:: Information shown ::

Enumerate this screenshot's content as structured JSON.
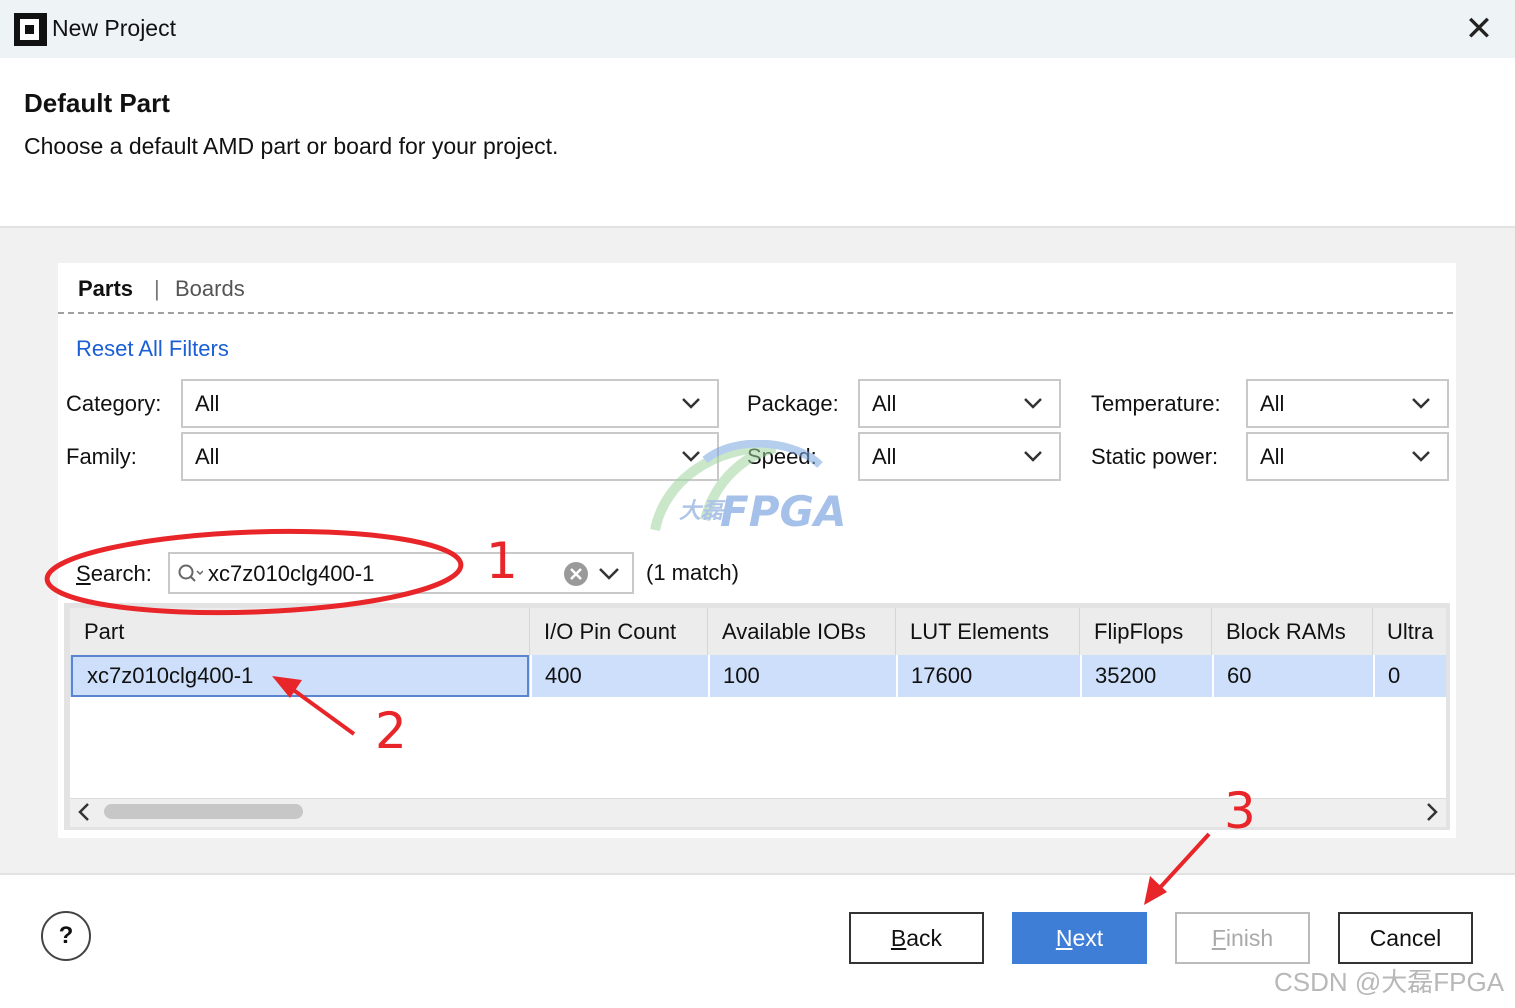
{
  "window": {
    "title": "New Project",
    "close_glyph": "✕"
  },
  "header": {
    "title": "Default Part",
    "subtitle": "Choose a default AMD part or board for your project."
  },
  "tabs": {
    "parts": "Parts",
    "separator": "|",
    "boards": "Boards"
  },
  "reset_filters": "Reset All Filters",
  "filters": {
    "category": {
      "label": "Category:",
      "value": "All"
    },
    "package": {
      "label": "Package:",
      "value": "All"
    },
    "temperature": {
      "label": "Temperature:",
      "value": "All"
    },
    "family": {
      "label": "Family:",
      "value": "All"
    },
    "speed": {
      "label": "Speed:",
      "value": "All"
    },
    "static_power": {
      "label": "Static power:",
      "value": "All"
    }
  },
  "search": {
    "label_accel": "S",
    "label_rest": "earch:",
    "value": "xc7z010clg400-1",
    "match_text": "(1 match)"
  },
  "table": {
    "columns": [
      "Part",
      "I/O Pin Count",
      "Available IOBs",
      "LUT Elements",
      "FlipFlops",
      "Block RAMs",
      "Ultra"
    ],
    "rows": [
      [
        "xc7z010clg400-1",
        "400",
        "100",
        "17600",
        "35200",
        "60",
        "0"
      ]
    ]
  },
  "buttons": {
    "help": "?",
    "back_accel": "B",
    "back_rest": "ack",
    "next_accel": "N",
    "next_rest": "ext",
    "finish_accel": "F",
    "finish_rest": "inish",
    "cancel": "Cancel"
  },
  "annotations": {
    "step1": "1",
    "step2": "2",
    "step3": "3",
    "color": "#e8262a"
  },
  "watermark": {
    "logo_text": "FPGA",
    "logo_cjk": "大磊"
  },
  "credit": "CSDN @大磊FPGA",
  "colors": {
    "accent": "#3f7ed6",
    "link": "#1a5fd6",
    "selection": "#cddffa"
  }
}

:::
:: Information shown ::

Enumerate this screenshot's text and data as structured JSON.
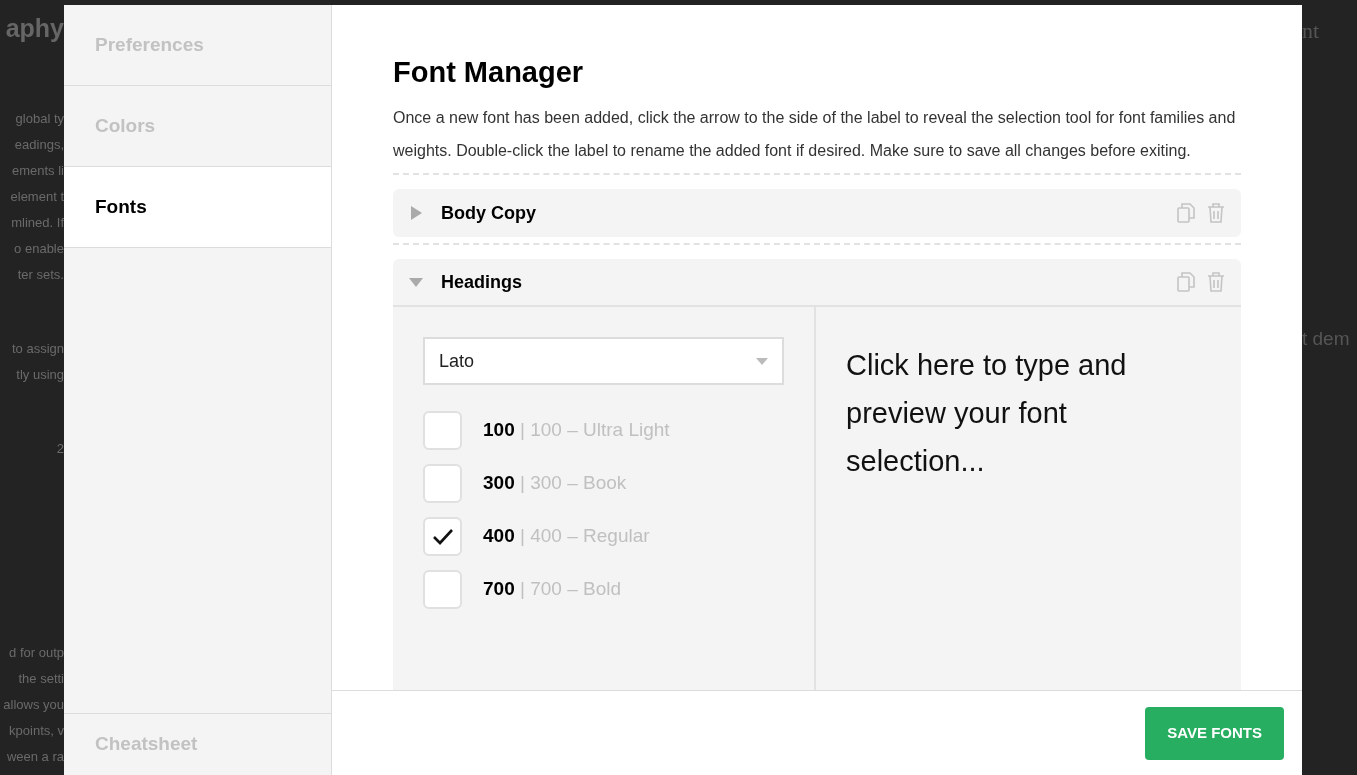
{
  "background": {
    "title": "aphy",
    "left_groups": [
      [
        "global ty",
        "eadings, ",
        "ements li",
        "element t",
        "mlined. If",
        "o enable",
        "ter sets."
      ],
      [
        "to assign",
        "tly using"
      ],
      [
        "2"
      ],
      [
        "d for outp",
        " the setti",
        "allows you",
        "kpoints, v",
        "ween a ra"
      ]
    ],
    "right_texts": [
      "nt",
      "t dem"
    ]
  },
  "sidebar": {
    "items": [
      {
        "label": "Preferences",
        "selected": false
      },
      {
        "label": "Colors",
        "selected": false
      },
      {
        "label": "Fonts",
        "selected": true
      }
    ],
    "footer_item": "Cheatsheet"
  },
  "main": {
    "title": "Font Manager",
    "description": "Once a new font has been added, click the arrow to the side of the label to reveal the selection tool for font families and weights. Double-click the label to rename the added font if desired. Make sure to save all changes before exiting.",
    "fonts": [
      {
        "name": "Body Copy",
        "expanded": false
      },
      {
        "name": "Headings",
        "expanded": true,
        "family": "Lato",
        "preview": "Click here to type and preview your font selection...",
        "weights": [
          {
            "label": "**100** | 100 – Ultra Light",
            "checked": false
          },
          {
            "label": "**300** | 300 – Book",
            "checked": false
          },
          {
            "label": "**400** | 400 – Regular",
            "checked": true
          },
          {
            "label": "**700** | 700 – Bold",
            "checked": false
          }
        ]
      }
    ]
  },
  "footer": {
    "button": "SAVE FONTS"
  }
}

:::
:: Information shown ::

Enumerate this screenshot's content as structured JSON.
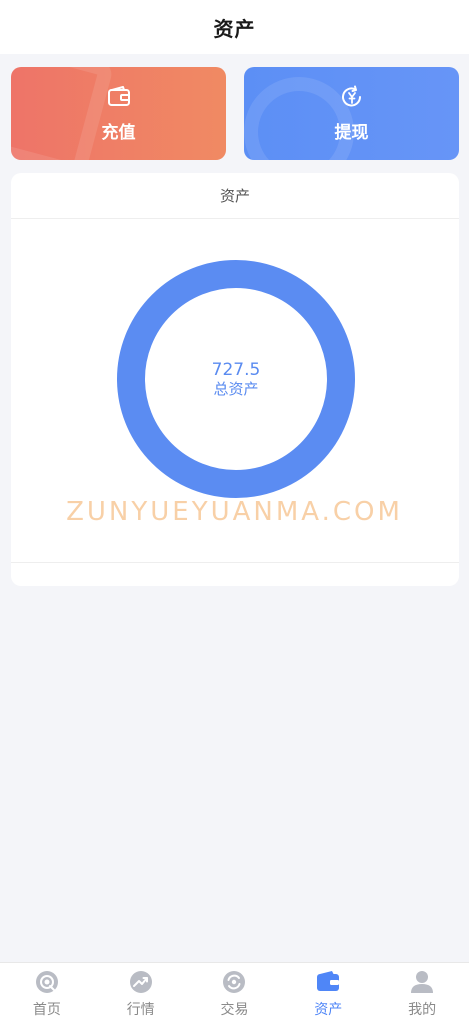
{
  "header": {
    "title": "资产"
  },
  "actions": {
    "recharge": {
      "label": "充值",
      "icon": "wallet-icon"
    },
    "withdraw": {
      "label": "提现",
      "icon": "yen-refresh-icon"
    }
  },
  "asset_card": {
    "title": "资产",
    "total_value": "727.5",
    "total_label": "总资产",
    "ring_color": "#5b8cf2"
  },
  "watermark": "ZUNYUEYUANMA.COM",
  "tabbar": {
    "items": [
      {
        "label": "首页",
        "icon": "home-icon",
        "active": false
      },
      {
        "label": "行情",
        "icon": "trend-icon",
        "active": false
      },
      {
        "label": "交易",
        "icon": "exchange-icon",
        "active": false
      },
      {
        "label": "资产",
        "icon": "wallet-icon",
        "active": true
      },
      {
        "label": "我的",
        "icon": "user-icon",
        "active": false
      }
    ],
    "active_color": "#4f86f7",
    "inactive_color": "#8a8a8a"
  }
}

:::

Instruction:
Say only how many lines in the records carry the word "selection".

Answer for this exercise:
3